Stored records

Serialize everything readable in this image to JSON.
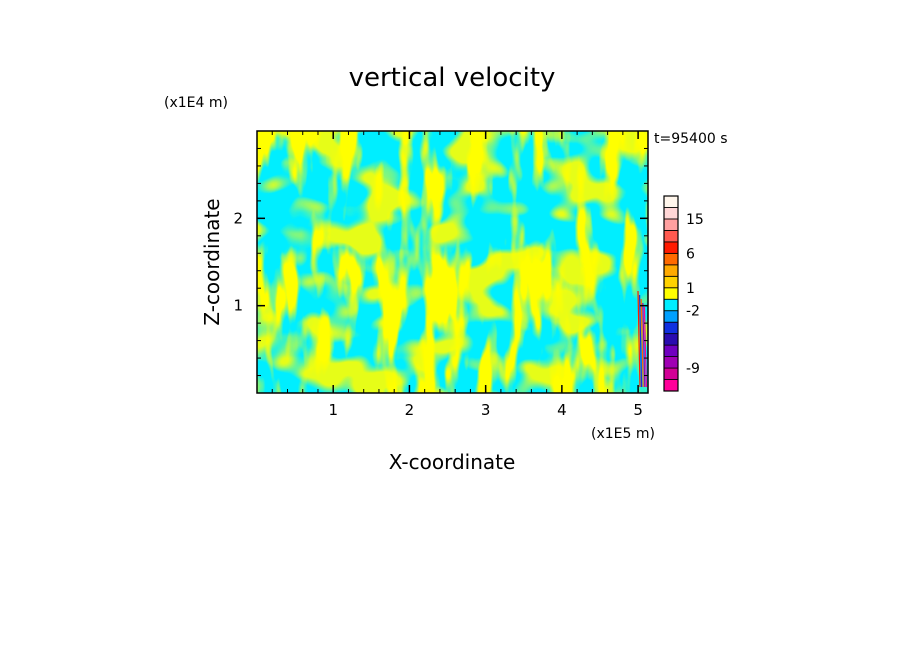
{
  "chart_data": {
    "type": "heatmap",
    "title": "vertical velocity",
    "xlabel": "X-coordinate",
    "ylabel": "Z-coordinate",
    "x_unit": "(x1E5 m)",
    "y_unit": "(x1E4 m)",
    "time_label": "t=95400 s",
    "xlim": [
      0,
      5.13
    ],
    "ylim": [
      0,
      3.0
    ],
    "x_ticks": [
      {
        "value": 1,
        "label": "1"
      },
      {
        "value": 2,
        "label": "2"
      },
      {
        "value": 3,
        "label": "3"
      },
      {
        "value": 4,
        "label": "4"
      },
      {
        "value": 5,
        "label": "5"
      }
    ],
    "y_ticks": [
      {
        "value": 1,
        "label": "1"
      },
      {
        "value": 2,
        "label": "2"
      }
    ],
    "colorbar": {
      "levels": [
        {
          "color": "#ff0099"
        },
        {
          "color": "#d20096"
        },
        {
          "color": "#a000b4"
        },
        {
          "color": "#7000c0"
        },
        {
          "color": "#2a0cb0"
        },
        {
          "color": "#1030e0"
        },
        {
          "color": "#00a0ff"
        },
        {
          "color": "#00eeff"
        },
        {
          "color": "#ffff00"
        },
        {
          "color": "#ffd200"
        },
        {
          "color": "#ffaa00"
        },
        {
          "color": "#ff6a00"
        },
        {
          "color": "#ff1a00"
        },
        {
          "color": "#ff5a50"
        },
        {
          "color": "#ffa0a0"
        },
        {
          "color": "#ffd6d6"
        },
        {
          "color": "#fff6ec"
        }
      ],
      "labels": [
        {
          "value": "-9"
        },
        {
          "value": "-2"
        },
        {
          "value": "1"
        },
        {
          "value": "6"
        },
        {
          "value": "15"
        }
      ]
    },
    "field_colors": {
      "positive": "#ffff00",
      "negative": "#00eeff"
    }
  }
}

Task objective
All of the data needs repeating exactly, but the pictures do not.

Exercise output
Serialize everything readable in this image to JSON.
{
  "chart_data": {
    "type": "heatmap",
    "title": "vertical velocity",
    "xlabel": "X-coordinate",
    "ylabel": "Z-coordinate",
    "x_unit": "(x1E5 m)",
    "y_unit": "(x1E4 m)",
    "time_label": "t=95400 s",
    "xlim": [
      0,
      5.13
    ],
    "ylim": [
      0,
      3.0
    ],
    "x_ticks": [
      {
        "value": 1,
        "label": "1"
      },
      {
        "value": 2,
        "label": "2"
      },
      {
        "value": 3,
        "label": "3"
      },
      {
        "value": 4,
        "label": "4"
      },
      {
        "value": 5,
        "label": "5"
      }
    ],
    "y_ticks": [
      {
        "value": 1,
        "label": "1"
      },
      {
        "value": 2,
        "label": "2"
      }
    ],
    "colorbar": {
      "levels": [
        {
          "color": "#ff0099"
        },
        {
          "color": "#d20096"
        },
        {
          "color": "#a000b4"
        },
        {
          "color": "#7000c0"
        },
        {
          "color": "#2a0cb0"
        },
        {
          "color": "#1030e0"
        },
        {
          "color": "#00a0ff"
        },
        {
          "color": "#00eeff"
        },
        {
          "color": "#ffff00"
        },
        {
          "color": "#ffd200"
        },
        {
          "color": "#ffaa00"
        },
        {
          "color": "#ff6a00"
        },
        {
          "color": "#ff1a00"
        },
        {
          "color": "#ff5a50"
        },
        {
          "color": "#ffa0a0"
        },
        {
          "color": "#ffd6d6"
        },
        {
          "color": "#fff6ec"
        }
      ],
      "labels": [
        {
          "value": "-9"
        },
        {
          "value": "-2"
        },
        {
          "value": "1"
        },
        {
          "value": "6"
        },
        {
          "value": "15"
        }
      ]
    },
    "field_colors": {
      "positive": "#ffff00",
      "negative": "#00eeff"
    }
  }
}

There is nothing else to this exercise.